• Stated exercise: In the listing below, find every line with the string "mano" and pull it out.

• Information supplied:
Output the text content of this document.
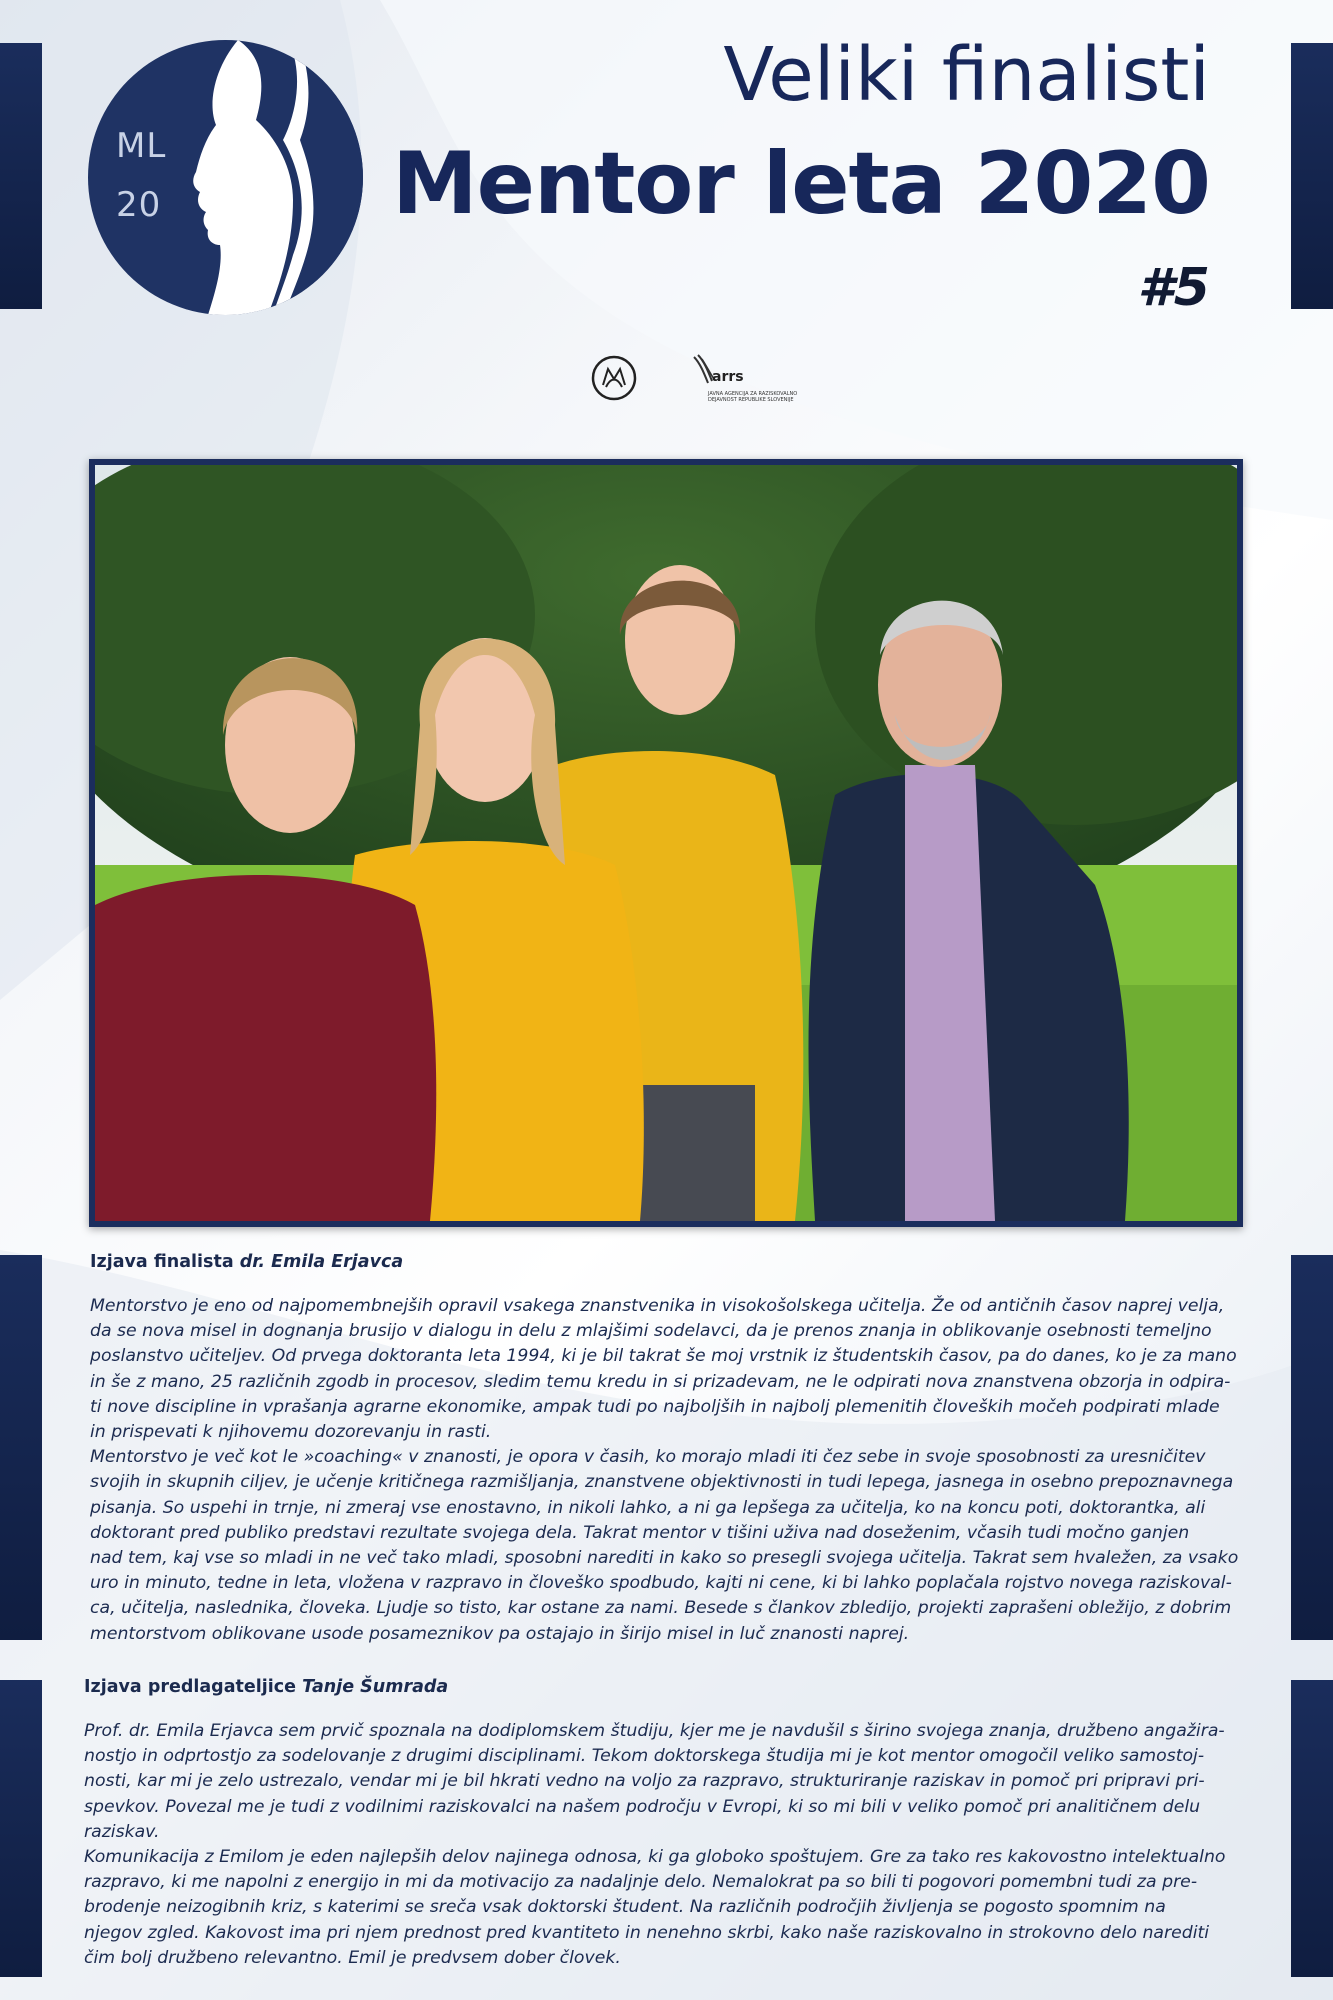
ML
20
Veliki finalisti
Mentor leta 2020
#5
arrs
JAVNA AGENCIJA ZA RAZISKOVALNO DEJAVNOST REPUBLIKE SLOVENIJE
Izjava finalista dr. Emila Erjavca

Mentorstvo je eno od najpomembnejših opravil vsakega znanstvenika in visokošolskega učitelja. Že od antičnih časov naprej velja,
da se nova misel in dognanja brusijo v dialogu in delu z mlajšimi sodelavci, da je prenos znanja in oblikovanje osebnosti temeljno
poslanstvo učiteljev. Od prvega doktoranta leta 1994, ki je bil takrat še moj vrstnik iz študentskih časov, pa do danes, ko je za mano
in še z mano, 25 različnih zgodb in procesov, sledim temu kredu in si prizadevam, ne le odpirati nova znanstvena obzorja in odpira-
ti nove discipline in vprašanja agrarne ekonomike, ampak tudi po najboljših in najbolj plemenitih človeških močeh podpirati mlade
in prispevati k njihovemu dozorevanju in rasti.
Mentorstvo je več kot le »coaching« v znanosti, je opora v časih, ko morajo mladi iti čez sebe in svoje sposobnosti za uresničitev
svojih in skupnih ciljev, je učenje kritičnega razmišljanja, znanstvene objektivnosti in tudi lepega, jasnega in osebno prepoznavnega
pisanja. So uspehi in trnje, ni zmeraj vse enostavno, in nikoli lahko, a ni ga lepšega za učitelja, ko na koncu poti, doktorantka, ali
doktorant pred publiko predstavi rezultate svojega dela. Takrat mentor v tišini uživa nad doseženim, včasih tudi močno ganjen
nad tem, kaj vse so mladi in ne več tako mladi, sposobni narediti in kako so presegli svojega učitelja. Takrat sem hvaležen, za vsako
uro in minuto, tedne in leta, vložena v razpravo in človeško spodbudo, kajti ni cene, ki bi lahko poplačala rojstvo novega raziskoval-
ca, učitelja, naslednika, človeka. Ljudje so tisto, kar ostane za nami. Besede s člankov zbledijo, projekti zaprašeni obležijo, z dobrim
mentorstvom oblikovane usode posameznikov pa ostajajo in širijo misel in luč znanosti naprej.

Izjava predlagateljice Tanje Šumrada

Prof. dr. Emila Erjavca sem prvič spoznala na dodiplomskem študiju, kjer me je navdušil s širino svojega znanja, družbeno angažira-
nostjo in odprtostjo za sodelovanje z drugimi disciplinami. Tekom doktorskega študija mi je kot mentor omogočil veliko samostoj-
nosti, kar mi je zelo ustrezalo, vendar mi je bil hkrati vedno na voljo za razpravo, strukturiranje raziskav in pomoč pri pripravi pri-
spevkov. Povezal me je tudi z vodilnimi raziskovalci na našem področju v Evropi, ki so mi bili v veliko pomoč pri analitičnem delu
raziskav.
Komunikacija z Emilom je eden najlepših delov najinega odnosa, ki ga globoko spoštujem. Gre za tako res kakovostno intelektualno
razpravo, ki me napolni z energijo in mi da motivacijo za nadaljnje delo. Nemalokrat pa so bili ti pogovori pomembni tudi za pre-
brodenje neizogibnih kriz, s katerimi se sreča vsak doktorski študent. Na različnih področjih življenja se pogosto spomnim na
njegov zgled. Kakovost ima pri njem prednost pred kvantiteto in nenehno skrbi, kako naše raziskovalno in strokovno delo narediti
čim bolj družbeno relevantno. Emil je predvsem dober človek.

• Response:
poslanstvo učiteljev. Od prvega doktoranta leta 1994, ki je bil takrat še moj vrstnik iz študentskih časov, pa do danes, ko je za mano
in še z mano, 25 različnih zgodb in procesov, sledim temu kredu in si prizadevam, ne le odpirati nova znanstvena obzorja in odpira-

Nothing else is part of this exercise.